*Do this*
Write out the material exactly, with the pictures left out.

Records
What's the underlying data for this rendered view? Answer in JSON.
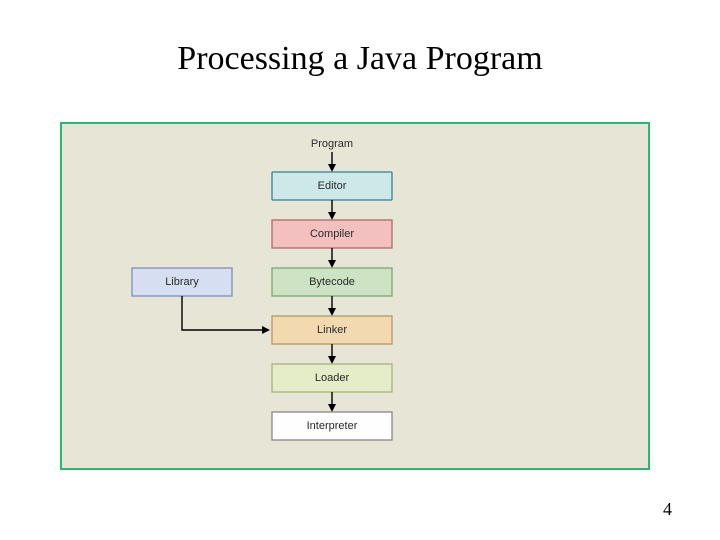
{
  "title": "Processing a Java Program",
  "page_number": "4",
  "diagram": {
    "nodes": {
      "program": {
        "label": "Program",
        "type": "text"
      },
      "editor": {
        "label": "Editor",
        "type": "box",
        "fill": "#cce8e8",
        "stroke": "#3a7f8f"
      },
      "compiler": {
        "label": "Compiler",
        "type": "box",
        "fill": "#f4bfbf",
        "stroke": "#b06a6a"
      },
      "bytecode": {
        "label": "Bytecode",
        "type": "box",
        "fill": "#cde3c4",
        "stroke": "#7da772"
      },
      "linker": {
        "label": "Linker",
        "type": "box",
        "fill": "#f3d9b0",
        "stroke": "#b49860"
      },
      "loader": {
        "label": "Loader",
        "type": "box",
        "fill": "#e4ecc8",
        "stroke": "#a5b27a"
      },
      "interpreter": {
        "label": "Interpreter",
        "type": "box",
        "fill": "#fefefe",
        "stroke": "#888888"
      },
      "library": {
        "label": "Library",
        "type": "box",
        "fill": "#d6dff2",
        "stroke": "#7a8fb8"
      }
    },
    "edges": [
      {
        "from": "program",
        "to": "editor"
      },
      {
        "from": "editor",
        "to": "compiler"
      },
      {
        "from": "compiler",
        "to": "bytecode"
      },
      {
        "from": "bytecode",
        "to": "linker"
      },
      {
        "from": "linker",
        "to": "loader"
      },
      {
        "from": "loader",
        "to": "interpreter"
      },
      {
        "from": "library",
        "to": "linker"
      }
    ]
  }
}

*Answer to the exercise*
What's the underlying data for this rendered view? Answer in JSON.
{
  "title": "Processing a Java Program",
  "page_number": "4",
  "diagram": {
    "nodes": {
      "program": {
        "label": "Program",
        "type": "text"
      },
      "editor": {
        "label": "Editor",
        "type": "box",
        "fill": "#cce8e8",
        "stroke": "#3a7f8f"
      },
      "compiler": {
        "label": "Compiler",
        "type": "box",
        "fill": "#f4bfbf",
        "stroke": "#b06a6a"
      },
      "bytecode": {
        "label": "Bytecode",
        "type": "box",
        "fill": "#cde3c4",
        "stroke": "#7da772"
      },
      "linker": {
        "label": "Linker",
        "type": "box",
        "fill": "#f3d9b0",
        "stroke": "#b49860"
      },
      "loader": {
        "label": "Loader",
        "type": "box",
        "fill": "#e4ecc8",
        "stroke": "#a5b27a"
      },
      "interpreter": {
        "label": "Interpreter",
        "type": "box",
        "fill": "#fefefe",
        "stroke": "#888888"
      },
      "library": {
        "label": "Library",
        "type": "box",
        "fill": "#d6dff2",
        "stroke": "#7a8fb8"
      }
    },
    "edges": [
      {
        "from": "program",
        "to": "editor"
      },
      {
        "from": "editor",
        "to": "compiler"
      },
      {
        "from": "compiler",
        "to": "bytecode"
      },
      {
        "from": "bytecode",
        "to": "linker"
      },
      {
        "from": "linker",
        "to": "loader"
      },
      {
        "from": "loader",
        "to": "interpreter"
      },
      {
        "from": "library",
        "to": "linker"
      }
    ]
  }
}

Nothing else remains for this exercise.